Extracted information:
[Begin]

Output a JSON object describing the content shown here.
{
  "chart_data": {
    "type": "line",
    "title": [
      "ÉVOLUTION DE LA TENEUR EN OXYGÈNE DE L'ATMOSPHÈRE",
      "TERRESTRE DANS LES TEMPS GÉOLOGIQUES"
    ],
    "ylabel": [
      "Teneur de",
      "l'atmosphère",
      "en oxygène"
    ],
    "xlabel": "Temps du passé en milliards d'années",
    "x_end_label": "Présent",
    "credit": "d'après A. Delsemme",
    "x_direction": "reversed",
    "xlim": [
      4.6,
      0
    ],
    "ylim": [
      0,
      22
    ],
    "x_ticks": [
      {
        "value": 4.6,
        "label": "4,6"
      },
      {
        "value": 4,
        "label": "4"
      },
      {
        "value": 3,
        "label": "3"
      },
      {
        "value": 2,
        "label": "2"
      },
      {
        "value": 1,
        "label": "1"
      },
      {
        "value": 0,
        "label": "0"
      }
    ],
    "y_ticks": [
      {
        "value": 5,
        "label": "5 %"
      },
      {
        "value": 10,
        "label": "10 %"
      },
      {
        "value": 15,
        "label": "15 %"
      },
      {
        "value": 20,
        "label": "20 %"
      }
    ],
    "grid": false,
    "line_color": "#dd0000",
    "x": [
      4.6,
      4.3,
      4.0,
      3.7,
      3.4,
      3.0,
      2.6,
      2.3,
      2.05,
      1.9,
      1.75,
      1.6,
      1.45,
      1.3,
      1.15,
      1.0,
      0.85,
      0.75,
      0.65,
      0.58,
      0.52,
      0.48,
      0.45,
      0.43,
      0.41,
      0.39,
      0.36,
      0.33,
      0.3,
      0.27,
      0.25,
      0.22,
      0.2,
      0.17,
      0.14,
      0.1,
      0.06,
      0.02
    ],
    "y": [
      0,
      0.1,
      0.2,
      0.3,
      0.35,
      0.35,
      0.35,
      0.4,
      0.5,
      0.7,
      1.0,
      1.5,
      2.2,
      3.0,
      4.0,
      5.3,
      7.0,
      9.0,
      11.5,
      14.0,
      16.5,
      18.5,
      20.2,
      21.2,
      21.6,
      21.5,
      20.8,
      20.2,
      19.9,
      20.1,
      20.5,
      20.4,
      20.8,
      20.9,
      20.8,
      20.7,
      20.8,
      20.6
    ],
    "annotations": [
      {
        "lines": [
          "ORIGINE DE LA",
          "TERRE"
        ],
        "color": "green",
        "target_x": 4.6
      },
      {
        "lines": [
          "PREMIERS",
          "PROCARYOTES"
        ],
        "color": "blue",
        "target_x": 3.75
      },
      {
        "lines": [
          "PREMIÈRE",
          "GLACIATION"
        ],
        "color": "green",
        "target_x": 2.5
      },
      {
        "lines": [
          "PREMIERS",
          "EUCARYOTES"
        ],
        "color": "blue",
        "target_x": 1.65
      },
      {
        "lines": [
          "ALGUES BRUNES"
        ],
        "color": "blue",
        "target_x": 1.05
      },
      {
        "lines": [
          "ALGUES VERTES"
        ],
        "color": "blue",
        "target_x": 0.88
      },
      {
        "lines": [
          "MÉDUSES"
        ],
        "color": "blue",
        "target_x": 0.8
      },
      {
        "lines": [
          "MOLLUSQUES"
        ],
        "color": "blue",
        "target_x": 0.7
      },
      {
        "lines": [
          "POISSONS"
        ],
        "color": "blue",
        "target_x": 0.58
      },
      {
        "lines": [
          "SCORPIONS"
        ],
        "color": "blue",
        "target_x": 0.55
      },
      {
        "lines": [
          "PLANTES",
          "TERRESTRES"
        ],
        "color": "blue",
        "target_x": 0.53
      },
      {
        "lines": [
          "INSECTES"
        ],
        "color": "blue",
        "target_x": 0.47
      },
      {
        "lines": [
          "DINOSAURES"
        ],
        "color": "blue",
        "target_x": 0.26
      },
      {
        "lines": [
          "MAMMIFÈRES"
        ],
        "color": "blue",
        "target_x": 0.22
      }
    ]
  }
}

[End]

Aim of the exercise: Quote each line above in full, word for word.

Task solution:
Output a JSON object describing the content shown here.
{
  "chart_data": {
    "type": "line",
    "title": [
      "ÉVOLUTION DE LA TENEUR EN OXYGÈNE DE L'ATMOSPHÈRE",
      "TERRESTRE DANS LES TEMPS GÉOLOGIQUES"
    ],
    "ylabel": [
      "Teneur de",
      "l'atmosphère",
      "en oxygène"
    ],
    "xlabel": "Temps du passé en milliards d'années",
    "x_end_label": "Présent",
    "credit": "d'après A. Delsemme",
    "x_direction": "reversed",
    "xlim": [
      4.6,
      0
    ],
    "ylim": [
      0,
      22
    ],
    "x_ticks": [
      {
        "value": 4.6,
        "label": "4,6"
      },
      {
        "value": 4,
        "label": "4"
      },
      {
        "value": 3,
        "label": "3"
      },
      {
        "value": 2,
        "label": "2"
      },
      {
        "value": 1,
        "label": "1"
      },
      {
        "value": 0,
        "label": "0"
      }
    ],
    "y_ticks": [
      {
        "value": 5,
        "label": "5 %"
      },
      {
        "value": 10,
        "label": "10 %"
      },
      {
        "value": 15,
        "label": "15 %"
      },
      {
        "value": 20,
        "label": "20 %"
      }
    ],
    "grid": false,
    "line_color": "#dd0000",
    "x": [
      4.6,
      4.3,
      4.0,
      3.7,
      3.4,
      3.0,
      2.6,
      2.3,
      2.05,
      1.9,
      1.75,
      1.6,
      1.45,
      1.3,
      1.15,
      1.0,
      0.85,
      0.75,
      0.65,
      0.58,
      0.52,
      0.48,
      0.45,
      0.43,
      0.41,
      0.39,
      0.36,
      0.33,
      0.3,
      0.27,
      0.25,
      0.22,
      0.2,
      0.17,
      0.14,
      0.1,
      0.06,
      0.02
    ],
    "y": [
      0,
      0.1,
      0.2,
      0.3,
      0.35,
      0.35,
      0.35,
      0.4,
      0.5,
      0.7,
      1.0,
      1.5,
      2.2,
      3.0,
      4.0,
      5.3,
      7.0,
      9.0,
      11.5,
      14.0,
      16.5,
      18.5,
      20.2,
      21.2,
      21.6,
      21.5,
      20.8,
      20.2,
      19.9,
      20.1,
      20.5,
      20.4,
      20.8,
      20.9,
      20.8,
      20.7,
      20.8,
      20.6
    ],
    "annotations": [
      {
        "lines": [
          "ORIGINE DE LA",
          "TERRE"
        ],
        "color": "green",
        "target_x": 4.6
      },
      {
        "lines": [
          "PREMIERS",
          "PROCARYOTES"
        ],
        "color": "blue",
        "target_x": 3.75
      },
      {
        "lines": [
          "PREMIÈRE",
          "GLACIATION"
        ],
        "color": "green",
        "target_x": 2.5
      },
      {
        "lines": [
          "PREMIERS",
          "EUCARYOTES"
        ],
        "color": "blue",
        "target_x": 1.65
      },
      {
        "lines": [
          "ALGUES BRUNES"
        ],
        "color": "blue",
        "target_x": 1.05
      },
      {
        "lines": [
          "ALGUES VERTES"
        ],
        "color": "blue",
        "target_x": 0.88
      },
      {
        "lines": [
          "MÉDUSES"
        ],
        "color": "blue",
        "target_x": 0.8
      },
      {
        "lines": [
          "MOLLUSQUES"
        ],
        "color": "blue",
        "target_x": 0.7
      },
      {
        "lines": [
          "POISSONS"
        ],
        "color": "blue",
        "target_x": 0.58
      },
      {
        "lines": [
          "SCORPIONS"
        ],
        "color": "blue",
        "target_x": 0.55
      },
      {
        "lines": [
          "PLANTES",
          "TERRESTRES"
        ],
        "color": "blue",
        "target_x": 0.53
      },
      {
        "lines": [
          "INSECTES"
        ],
        "color": "blue",
        "target_x": 0.47
      },
      {
        "lines": [
          "DINOSAURES"
        ],
        "color": "blue",
        "target_x": 0.26
      },
      {
        "lines": [
          "MAMMIFÈRES"
        ],
        "color": "blue",
        "target_x": 0.22
      }
    ]
  }
}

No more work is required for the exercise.